▶ _To be done_
Identify the lines that include the word "color", then copy all of them.

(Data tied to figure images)
_ _ _ _ _

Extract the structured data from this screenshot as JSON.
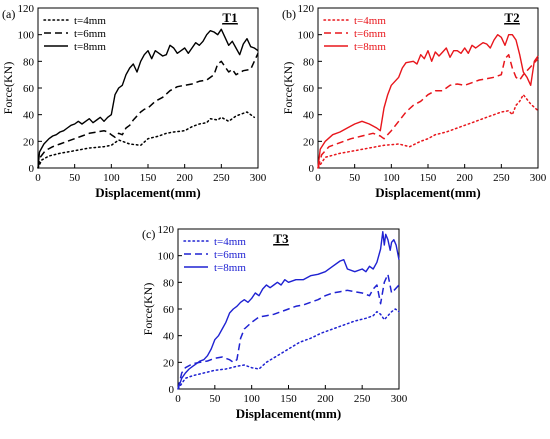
{
  "chart_data": [
    {
      "type": "line",
      "panel_label": "(a)",
      "tag": "T1",
      "color": "#000000",
      "xlabel": "Displacement(mm)",
      "ylabel": "Force(KN)",
      "xlim": [
        0,
        300
      ],
      "ylim": [
        0,
        120
      ],
      "xticks": [
        0,
        50,
        100,
        150,
        200,
        250,
        300
      ],
      "yticks": [
        0,
        20,
        40,
        60,
        80,
        100,
        120
      ],
      "legend_position": "top-left",
      "series": [
        {
          "name": "t=4mm",
          "style": "dotted",
          "x": [
            0,
            5,
            15,
            30,
            50,
            70,
            90,
            100,
            110,
            115,
            125,
            140,
            150,
            165,
            175,
            185,
            200,
            210,
            220,
            230,
            235,
            245,
            250,
            260,
            270,
            280,
            285,
            290,
            295
          ],
          "y": [
            0,
            6,
            9,
            11,
            13,
            15,
            16,
            17,
            21,
            20,
            18,
            17,
            22,
            24,
            26,
            27,
            28,
            31,
            33,
            34,
            37,
            36,
            38,
            35,
            39,
            41,
            42,
            40,
            38
          ]
        },
        {
          "name": "t=6mm",
          "style": "dashed",
          "x": [
            0,
            3,
            10,
            20,
            30,
            40,
            50,
            60,
            70,
            80,
            90,
            95,
            100,
            105,
            110,
            115,
            120,
            125,
            130,
            140,
            145,
            150,
            160,
            170,
            180,
            190,
            200,
            210,
            220,
            230,
            240,
            245,
            250,
            255,
            260,
            265,
            270,
            280,
            290,
            300
          ],
          "y": [
            0,
            8,
            13,
            16,
            18,
            20,
            22,
            24,
            26,
            27,
            28,
            27,
            25,
            23,
            26,
            25,
            30,
            32,
            36,
            42,
            44,
            45,
            50,
            53,
            58,
            61,
            62,
            63,
            65,
            66,
            70,
            78,
            80,
            76,
            72,
            74,
            70,
            73,
            74,
            86
          ]
        },
        {
          "name": "t=8mm",
          "style": "solid",
          "x": [
            0,
            2,
            8,
            15,
            20,
            25,
            30,
            35,
            40,
            45,
            50,
            55,
            60,
            65,
            70,
            75,
            80,
            85,
            90,
            95,
            100,
            105,
            110,
            115,
            120,
            125,
            130,
            135,
            140,
            145,
            150,
            155,
            160,
            165,
            170,
            175,
            180,
            185,
            190,
            195,
            200,
            205,
            210,
            215,
            220,
            225,
            230,
            235,
            240,
            245,
            250,
            255,
            260,
            265,
            270,
            275,
            280,
            285,
            290,
            295,
            300
          ],
          "y": [
            0,
            12,
            18,
            22,
            24,
            25,
            27,
            28,
            30,
            32,
            33,
            35,
            33,
            35,
            37,
            34,
            36,
            38,
            35,
            38,
            40,
            55,
            60,
            62,
            70,
            75,
            78,
            72,
            80,
            85,
            88,
            82,
            88,
            86,
            84,
            85,
            92,
            90,
            86,
            88,
            90,
            86,
            90,
            94,
            92,
            95,
            100,
            103,
            102,
            100,
            104,
            98,
            92,
            95,
            90,
            85,
            93,
            97,
            91,
            90,
            88
          ]
        }
      ]
    },
    {
      "type": "line",
      "panel_label": "(b)",
      "tag": "T2",
      "color": "#e8161c",
      "xlabel": "Displacement(mm)",
      "ylabel": "Force(KN)",
      "xlim": [
        0,
        300
      ],
      "ylim": [
        0,
        120
      ],
      "xticks": [
        0,
        50,
        100,
        150,
        200,
        250,
        300
      ],
      "yticks": [
        0,
        20,
        40,
        60,
        80,
        100,
        120
      ],
      "legend_position": "top-left",
      "series": [
        {
          "name": "t=4mm",
          "style": "dotted",
          "x": [
            0,
            10,
            30,
            50,
            70,
            90,
            110,
            125,
            140,
            150,
            160,
            175,
            190,
            200,
            210,
            220,
            230,
            240,
            250,
            260,
            265,
            270,
            275,
            280,
            290,
            300
          ],
          "y": [
            0,
            8,
            11,
            13,
            15,
            17,
            18,
            16,
            20,
            22,
            25,
            27,
            30,
            32,
            34,
            36,
            38,
            40,
            42,
            43,
            40,
            47,
            50,
            55,
            48,
            43
          ]
        },
        {
          "name": "t=6mm",
          "style": "dashed",
          "x": [
            0,
            5,
            15,
            30,
            45,
            60,
            75,
            85,
            90,
            100,
            110,
            120,
            130,
            140,
            150,
            160,
            170,
            180,
            190,
            200,
            210,
            220,
            230,
            240,
            250,
            255,
            260,
            265,
            270,
            275,
            280,
            290,
            300
          ],
          "y": [
            0,
            10,
            16,
            19,
            22,
            24,
            26,
            24,
            22,
            28,
            35,
            42,
            47,
            50,
            55,
            58,
            58,
            62,
            63,
            62,
            64,
            66,
            67,
            68,
            70,
            82,
            85,
            75,
            68,
            66,
            70,
            76,
            82
          ]
        },
        {
          "name": "t=8mm",
          "style": "solid",
          "x": [
            0,
            3,
            10,
            20,
            30,
            40,
            50,
            60,
            70,
            80,
            85,
            90,
            95,
            100,
            110,
            115,
            120,
            130,
            135,
            140,
            145,
            150,
            155,
            160,
            165,
            170,
            175,
            180,
            185,
            190,
            195,
            200,
            205,
            210,
            215,
            220,
            225,
            230,
            235,
            240,
            245,
            250,
            255,
            260,
            265,
            270,
            275,
            280,
            285,
            290,
            295,
            300
          ],
          "y": [
            0,
            14,
            20,
            25,
            27,
            30,
            33,
            35,
            33,
            30,
            28,
            45,
            55,
            62,
            68,
            75,
            79,
            80,
            78,
            85,
            82,
            88,
            80,
            87,
            84,
            87,
            90,
            83,
            88,
            88,
            86,
            90,
            86,
            92,
            90,
            92,
            94,
            93,
            90,
            96,
            100,
            98,
            92,
            100,
            100,
            96,
            85,
            72,
            68,
            62,
            80,
            84
          ]
        }
      ]
    },
    {
      "type": "line",
      "panel_label": "(c)",
      "tag": "T3",
      "color": "#1f22d2",
      "xlabel": "Displacement(mm)",
      "ylabel": "Force(KN)",
      "xlim": [
        0,
        300
      ],
      "ylim": [
        0,
        120
      ],
      "xticks": [
        0,
        50,
        100,
        150,
        200,
        250,
        300
      ],
      "yticks": [
        0,
        20,
        40,
        60,
        80,
        100,
        120
      ],
      "legend_position": "top-left",
      "series": [
        {
          "name": "t=4mm",
          "style": "dotted",
          "x": [
            0,
            10,
            20,
            35,
            50,
            65,
            80,
            90,
            100,
            110,
            120,
            135,
            150,
            165,
            180,
            195,
            210,
            225,
            240,
            255,
            265,
            270,
            275,
            280,
            285,
            290,
            295,
            300
          ],
          "y": [
            0,
            8,
            10,
            12,
            14,
            15,
            17,
            18,
            16,
            15,
            20,
            25,
            30,
            35,
            38,
            42,
            45,
            48,
            51,
            53,
            55,
            58,
            56,
            52,
            55,
            58,
            60,
            58
          ]
        },
        {
          "name": "t=6mm",
          "style": "dashed",
          "x": [
            0,
            5,
            10,
            20,
            30,
            40,
            50,
            60,
            70,
            75,
            80,
            85,
            90,
            100,
            110,
            120,
            130,
            140,
            150,
            160,
            170,
            180,
            190,
            200,
            210,
            220,
            230,
            240,
            250,
            260,
            265,
            270,
            275,
            280,
            285,
            290,
            300
          ],
          "y": [
            0,
            12,
            16,
            19,
            20,
            21,
            23,
            24,
            22,
            20,
            22,
            38,
            45,
            50,
            54,
            55,
            56,
            58,
            60,
            62,
            63,
            65,
            67,
            70,
            72,
            73,
            74,
            73,
            72,
            70,
            75,
            78,
            64,
            80,
            86,
            72,
            78
          ]
        },
        {
          "name": "t=8mm",
          "style": "solid",
          "x": [
            0,
            5,
            10,
            15,
            20,
            25,
            30,
            35,
            40,
            45,
            50,
            55,
            60,
            65,
            70,
            75,
            80,
            85,
            90,
            95,
            100,
            105,
            110,
            115,
            120,
            125,
            130,
            135,
            140,
            145,
            150,
            160,
            170,
            180,
            190,
            200,
            210,
            220,
            225,
            230,
            240,
            250,
            255,
            260,
            265,
            270,
            275,
            278,
            280,
            282,
            285,
            288,
            290,
            293,
            296,
            300
          ],
          "y": [
            0,
            8,
            12,
            15,
            17,
            19,
            21,
            22,
            25,
            30,
            37,
            40,
            45,
            50,
            57,
            60,
            62,
            65,
            67,
            65,
            68,
            72,
            70,
            75,
            78,
            76,
            78,
            80,
            78,
            82,
            80,
            82,
            82,
            85,
            86,
            88,
            92,
            96,
            97,
            90,
            88,
            90,
            88,
            92,
            90,
            95,
            105,
            118,
            108,
            116,
            112,
            104,
            110,
            112,
            108,
            97
          ]
        }
      ]
    }
  ]
}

_ _ _ _ _

▶ _Exercise response_
      "color": "#000000",
      "color": "#e8161c",
      "color": "#1f22d2",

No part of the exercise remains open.